## TASK
Which lines of the data contain the string "Genes"? Copy every one of them.

=-=-=-=-=

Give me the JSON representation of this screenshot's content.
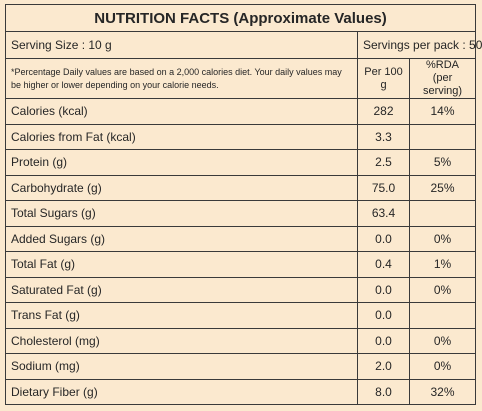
{
  "title": "NUTRITION FACTS (Approximate Values)",
  "serving_size": "Serving Size : 10 g",
  "servings_per_pack": "Servings per pack : 50",
  "note": "*Percentage Daily values are based on a 2,000 calories diet. Your daily values may be higher or lower depending on your calorie needs.",
  "per_100g_header": "Per 100 g",
  "rda_header": [
    "%RDA",
    "(per serving)"
  ],
  "rows": [
    [
      "Calories (kcal)",
      "282",
      "14%"
    ],
    [
      "Calories from Fat (kcal)",
      "3.3",
      null
    ],
    [
      "Protein (g)",
      "2.5",
      "5%"
    ],
    [
      "Carbohydrate (g)",
      "75.0",
      "25%"
    ],
    [
      "Total Sugars (g)",
      "63.4",
      null
    ],
    [
      "Added Sugars (g)",
      "0.0",
      "0%"
    ],
    [
      "Total Fat (g)",
      "0.4",
      "1%"
    ],
    [
      "Saturated Fat (g)",
      "0.0",
      "0%"
    ],
    [
      "Trans Fat (g)",
      "0.0",
      null
    ],
    [
      "Cholesterol (mg)",
      "0.0",
      "0%"
    ],
    [
      "Sodium (mg)",
      "2.0",
      "0%"
    ],
    [
      "Dietary Fiber (g)",
      "8.0",
      "32%"
    ]
  ]
}
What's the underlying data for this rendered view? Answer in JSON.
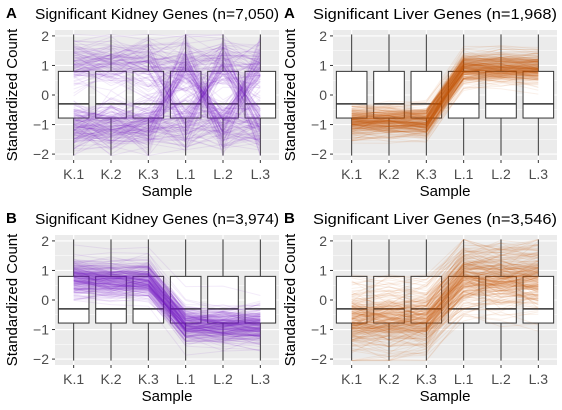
{
  "figure": {
    "x_label": "Sample",
    "y_label": "Standardized Count",
    "samples": [
      "K.1",
      "K.2",
      "K.3",
      "L.1",
      "L.2",
      "L.3"
    ],
    "y_ticks": [
      -2,
      -1,
      0,
      1,
      2
    ],
    "ylim": [
      -2.2,
      2.2
    ]
  },
  "colors": {
    "kidney": "#7b1fc8",
    "liver": "#c85a08",
    "panel_bg": "#ebebeb",
    "grid": "#ffffff",
    "box_fill": "#ffffff",
    "box_line": "#333333"
  },
  "chart_data": [
    {
      "type": "boxplot-parallel-coordinates",
      "panel_letter": "A",
      "title": "Significant Kidney Genes (n=7,050)",
      "xlabel": "Sample",
      "ylabel": "Standardized Count",
      "ylim": [
        -2.2,
        2.2
      ],
      "color_key": "kidney",
      "categories": [
        "K.1",
        "K.2",
        "K.3",
        "L.1",
        "L.2",
        "L.3"
      ],
      "box_stats": [
        {
          "q1": -0.78,
          "median": -0.3,
          "q3": 0.8,
          "whisker_low": -2.05,
          "whisker_high": 2.05
        },
        {
          "q1": -0.78,
          "median": -0.3,
          "q3": 0.8,
          "whisker_low": -2.05,
          "whisker_high": 2.05
        },
        {
          "q1": -0.78,
          "median": -0.3,
          "q3": 0.8,
          "whisker_low": -2.05,
          "whisker_high": 2.05
        },
        {
          "q1": -0.78,
          "median": -0.3,
          "q3": 0.8,
          "whisker_low": -2.05,
          "whisker_high": 2.05
        },
        {
          "q1": -0.78,
          "median": -0.3,
          "q3": 0.8,
          "whisker_low": -2.05,
          "whisker_high": 2.05
        },
        {
          "q1": -0.78,
          "median": -0.3,
          "q3": 0.8,
          "whisker_low": -2.05,
          "whisker_high": 2.05
        }
      ],
      "line_pattern": "mixed profiles spanning full range at every sample"
    },
    {
      "type": "boxplot-parallel-coordinates",
      "panel_letter": "A",
      "title": "Significant Liver Genes (n=1,968)",
      "xlabel": "Sample",
      "ylabel": "Standardized Count",
      "ylim": [
        -2.2,
        2.2
      ],
      "color_key": "liver",
      "categories": [
        "K.1",
        "K.2",
        "K.3",
        "L.1",
        "L.2",
        "L.3"
      ],
      "box_stats": [
        {
          "q1": -0.78,
          "median": -0.3,
          "q3": 0.8,
          "whisker_low": -2.05,
          "whisker_high": 2.05
        },
        {
          "q1": -0.78,
          "median": -0.3,
          "q3": 0.8,
          "whisker_low": -2.05,
          "whisker_high": 2.05
        },
        {
          "q1": -0.78,
          "median": -0.3,
          "q3": 0.8,
          "whisker_low": -2.05,
          "whisker_high": 2.05
        },
        {
          "q1": -0.78,
          "median": -0.3,
          "q3": 0.8,
          "whisker_low": -2.05,
          "whisker_high": 2.05
        },
        {
          "q1": -0.78,
          "median": -0.3,
          "q3": 0.8,
          "whisker_low": -2.05,
          "whisker_high": 2.05
        },
        {
          "q1": -0.78,
          "median": -0.3,
          "q3": 0.8,
          "whisker_low": -2.05,
          "whisker_high": 2.05
        }
      ],
      "profile_center": [
        -0.9,
        -0.9,
        -0.9,
        0.9,
        0.9,
        0.9
      ],
      "profile_spread": 0.25
    },
    {
      "type": "boxplot-parallel-coordinates",
      "panel_letter": "B",
      "title": "Significant Kidney Genes (n=3,974)",
      "xlabel": "Sample",
      "ylabel": "Standardized Count",
      "ylim": [
        -2.2,
        2.2
      ],
      "color_key": "kidney",
      "categories": [
        "K.1",
        "K.2",
        "K.3",
        "L.1",
        "L.2",
        "L.3"
      ],
      "box_stats": [
        {
          "q1": -0.78,
          "median": -0.3,
          "q3": 0.8,
          "whisker_low": -2.05,
          "whisker_high": 2.05
        },
        {
          "q1": -0.78,
          "median": -0.3,
          "q3": 0.8,
          "whisker_low": -2.05,
          "whisker_high": 2.05
        },
        {
          "q1": -0.78,
          "median": -0.3,
          "q3": 0.8,
          "whisker_low": -2.05,
          "whisker_high": 2.05
        },
        {
          "q1": -0.78,
          "median": -0.3,
          "q3": 0.8,
          "whisker_low": -2.05,
          "whisker_high": 2.05
        },
        {
          "q1": -0.78,
          "median": -0.3,
          "q3": 0.8,
          "whisker_low": -2.05,
          "whisker_high": 2.05
        },
        {
          "q1": -0.78,
          "median": -0.3,
          "q3": 0.8,
          "whisker_low": -2.05,
          "whisker_high": 2.05
        }
      ],
      "profile_center": [
        0.75,
        0.7,
        0.7,
        -0.8,
        -0.85,
        -0.85
      ],
      "profile_spread": 0.3
    },
    {
      "type": "boxplot-parallel-coordinates",
      "panel_letter": "B",
      "title": "Significant Liver Genes (n=3,546)",
      "xlabel": "Sample",
      "ylabel": "Standardized Count",
      "ylim": [
        -2.2,
        2.2
      ],
      "color_key": "liver",
      "categories": [
        "K.1",
        "K.2",
        "K.3",
        "L.1",
        "L.2",
        "L.3"
      ],
      "box_stats": [
        {
          "q1": -0.78,
          "median": -0.3,
          "q3": 0.8,
          "whisker_low": -2.05,
          "whisker_high": 2.05
        },
        {
          "q1": -0.78,
          "median": -0.3,
          "q3": 0.8,
          "whisker_low": -2.05,
          "whisker_high": 2.05
        },
        {
          "q1": -0.78,
          "median": -0.3,
          "q3": 0.8,
          "whisker_low": -2.05,
          "whisker_high": 2.05
        },
        {
          "q1": -0.78,
          "median": -0.3,
          "q3": 0.8,
          "whisker_low": -2.05,
          "whisker_high": 2.05
        },
        {
          "q1": -0.78,
          "median": -0.3,
          "q3": 0.8,
          "whisker_low": -2.05,
          "whisker_high": 2.05
        },
        {
          "q1": -0.78,
          "median": -0.3,
          "q3": 0.8,
          "whisker_low": -2.05,
          "whisker_high": 2.05
        }
      ],
      "profile_center": [
        -0.7,
        -0.7,
        -0.65,
        0.75,
        0.75,
        0.75
      ],
      "profile_spread": 0.5
    }
  ]
}
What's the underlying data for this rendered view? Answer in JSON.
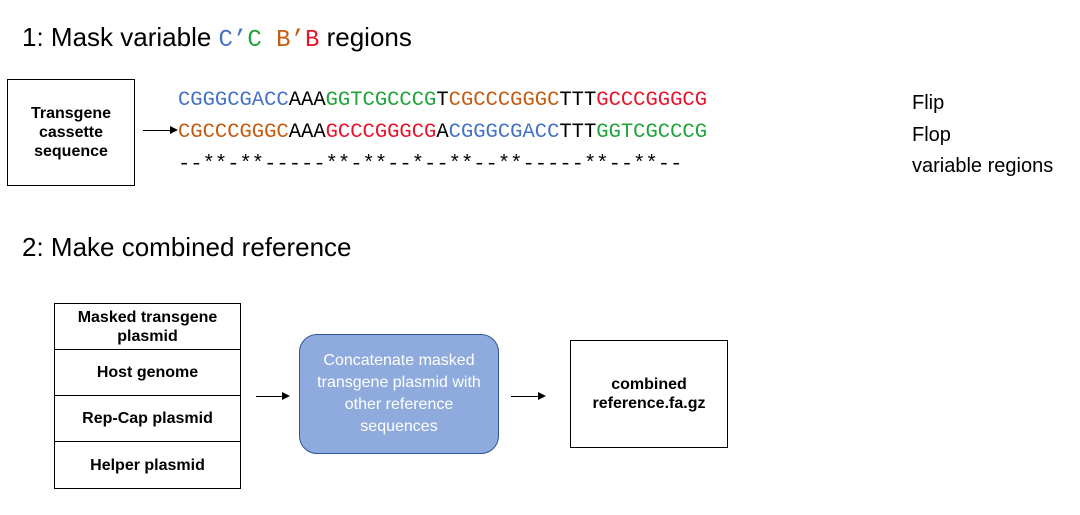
{
  "colors": {
    "blue": "#4472c4",
    "green": "#1fa33a",
    "orange": "#c55a11",
    "red": "#e8132a",
    "black": "#000000",
    "process_fill": "#8faadc",
    "process_border": "#2f5597"
  },
  "step1": {
    "prefix": "1: Mask variable ",
    "regions_text": [
      {
        "text": "C’",
        "color": "blue"
      },
      {
        "text": "C",
        "color": "green"
      },
      {
        "text": " ",
        "color": "black"
      },
      {
        "text": "B’",
        "color": "orange"
      },
      {
        "text": "B",
        "color": "red"
      }
    ],
    "suffix": " regions",
    "source_box": "Transgene cassette sequence",
    "flip": {
      "label": "Flip",
      "segments": [
        {
          "text": "CGGGCGACC",
          "color": "blue"
        },
        {
          "text": "AAA",
          "color": "black"
        },
        {
          "text": "GGTCGCCCG",
          "color": "green"
        },
        {
          "text": "T",
          "color": "black"
        },
        {
          "text": "CGCCCGGGC",
          "color": "orange"
        },
        {
          "text": "TTT",
          "color": "black"
        },
        {
          "text": "GCCCGGGCG",
          "color": "red"
        }
      ]
    },
    "flop": {
      "label": "Flop",
      "segments": [
        {
          "text": "CGCCCGGGC",
          "color": "orange"
        },
        {
          "text": "AAA",
          "color": "black"
        },
        {
          "text": "GCCCGGGCG",
          "color": "red"
        },
        {
          "text": "A",
          "color": "black"
        },
        {
          "text": "CGGGCGACC",
          "color": "blue"
        },
        {
          "text": "TTT",
          "color": "black"
        },
        {
          "text": "GGTCGCCCG",
          "color": "green"
        }
      ]
    },
    "variable": {
      "label": "variable regions",
      "mask": "--**-**-----**-**--*--**--**-----**--**--"
    }
  },
  "step2": {
    "heading": "2: Make combined reference",
    "inputs": [
      "Masked transgene plasmid",
      "Host genome",
      "Rep-Cap plasmid",
      "Helper plasmid"
    ],
    "process": "Concatenate masked transgene plasmid with other reference sequences",
    "output": "combined reference.fa.gz"
  }
}
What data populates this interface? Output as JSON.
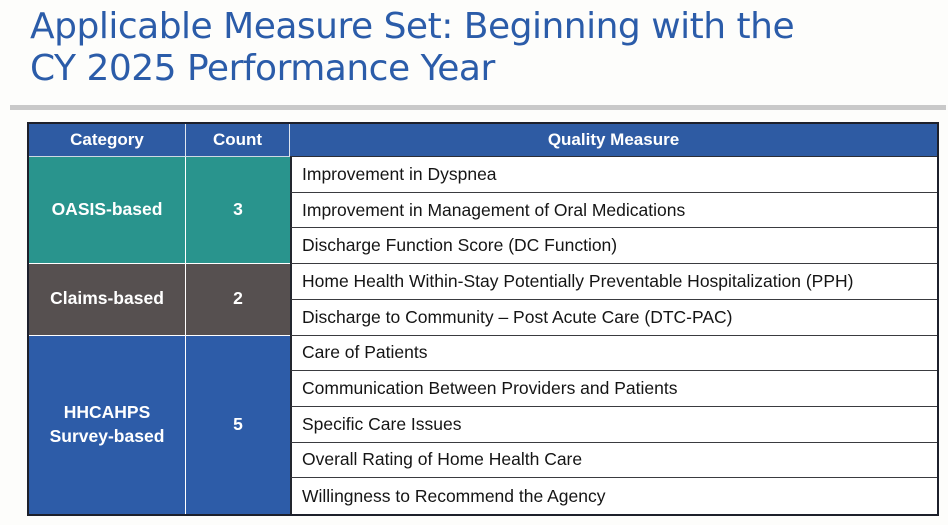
{
  "page": {
    "title_line1": "Applicable Measure Set: Beginning with the",
    "title_line2": "CY 2025 Performance Year"
  },
  "colors": {
    "title_blue": "#2b5ca9",
    "divider_gray": "#c9c9c9",
    "header_blue": "#2e5ba3",
    "teal": "#29948d",
    "dark_gray": "#565050",
    "body_blue": "#2d5ca8"
  },
  "table": {
    "headers": [
      "Category",
      "Count",
      "Quality Measure"
    ],
    "sections": [
      {
        "category": "OASIS-based",
        "count": "3",
        "color": "#29948d",
        "measures": [
          "Improvement in Dyspnea",
          "Improvement in Management of Oral Medications",
          "Discharge Function Score (DC Function)"
        ]
      },
      {
        "category": "Claims-based",
        "count": "2",
        "color": "#565050",
        "measures": [
          "Home Health Within-Stay Potentially Preventable Hospitalization (PPH)",
          "Discharge to Community – Post Acute Care (DTC-PAC)"
        ]
      },
      {
        "category": "HHCAHPS Survey-based",
        "count": "5",
        "color": "#2d5ca8",
        "measures": [
          "Care of Patients",
          "Communication Between Providers and Patients",
          "Specific Care Issues",
          "Overall Rating of Home Health Care",
          "Willingness to Recommend the Agency"
        ]
      }
    ]
  }
}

=-=-=-=-=

## PROBLEM SOLUTION
      "title": "Significant Kidney Genes (n=7,050)",
      "title": "Significant Liver Genes (n=1,968)",
      "title": "Significant Kidney Genes (n=3,974)",
      "title": "Significant Liver Genes (n=3,546)",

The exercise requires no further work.